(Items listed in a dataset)
□ □ □ □ □
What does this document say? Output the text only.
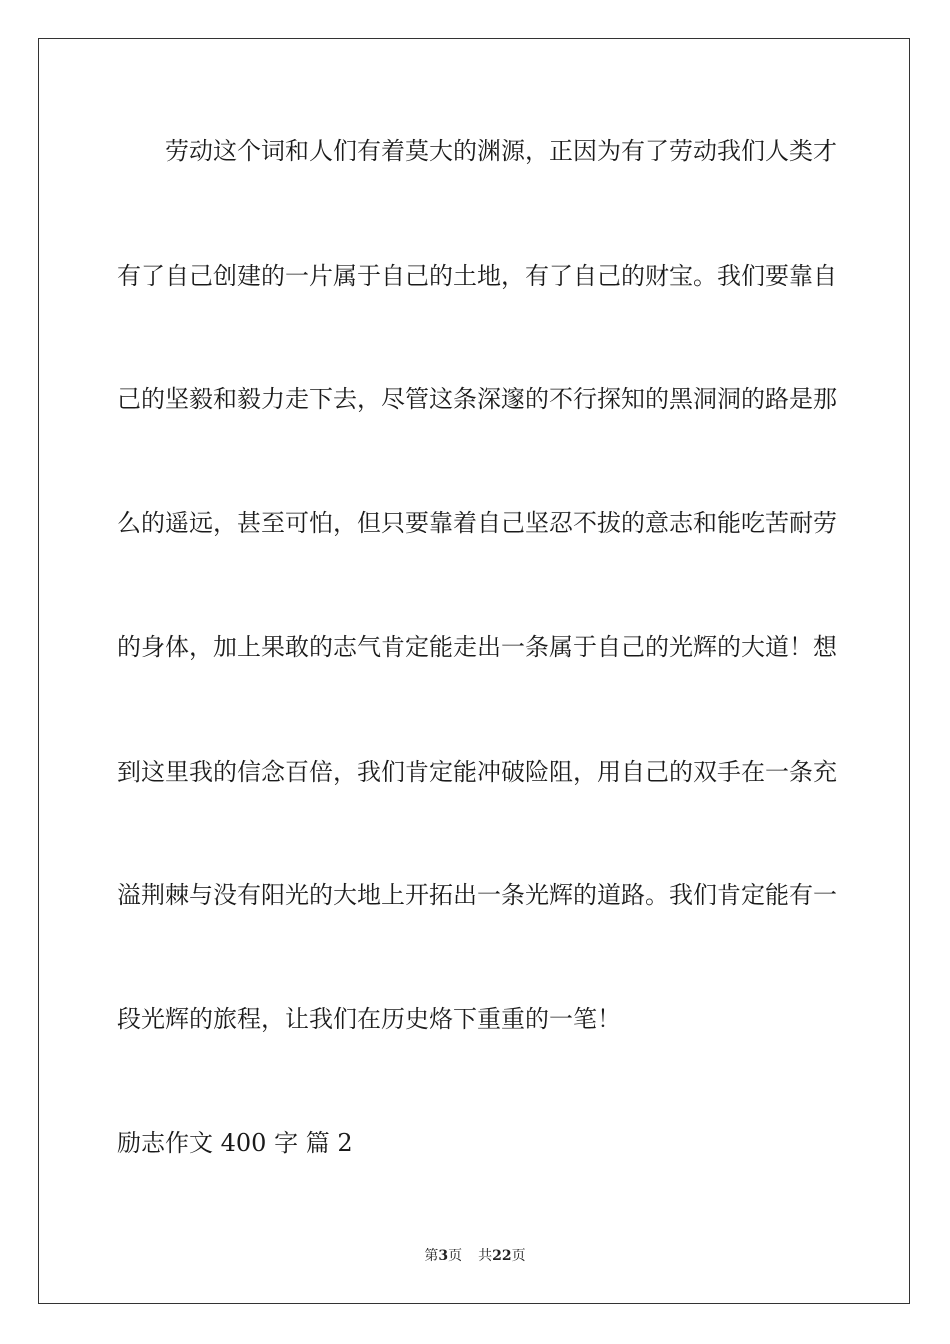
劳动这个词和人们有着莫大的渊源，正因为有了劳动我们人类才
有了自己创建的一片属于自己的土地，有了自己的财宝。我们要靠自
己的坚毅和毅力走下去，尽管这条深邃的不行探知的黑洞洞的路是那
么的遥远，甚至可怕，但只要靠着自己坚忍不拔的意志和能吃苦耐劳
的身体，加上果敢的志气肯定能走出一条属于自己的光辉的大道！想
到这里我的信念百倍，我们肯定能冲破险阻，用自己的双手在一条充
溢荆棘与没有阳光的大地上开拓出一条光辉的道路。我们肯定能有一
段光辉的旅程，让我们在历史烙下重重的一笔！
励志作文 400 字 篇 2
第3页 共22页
□ □ □ □ □
Reproduce each line exactly, please, except for any pictures.

#### [Reply to the task]
What does this document say? Output the text only.
劳动这个词和人们有着莫大的渊源，正因为有了劳动我们人类才
有了自己创建的一片属于自己的土地，有了自己的财宝。我们要靠自
己的坚毅和毅力走下去，尽管这条深邃的不行探知的黑洞洞的路是那
么的遥远，甚至可怕，但只要靠着自己坚忍不拔的意志和能吃苦耐劳
的身体，加上果敢的志气肯定能走出一条属于自己的光辉的大道！想
到这里我的信念百倍，我们肯定能冲破险阻，用自己的双手在一条充
溢荆棘与没有阳光的大地上开拓出一条光辉的道路。我们肯定能有一
段光辉的旅程，让我们在历史烙下重重的一笔！
励志作文 400 字 篇 2
第3页 共22页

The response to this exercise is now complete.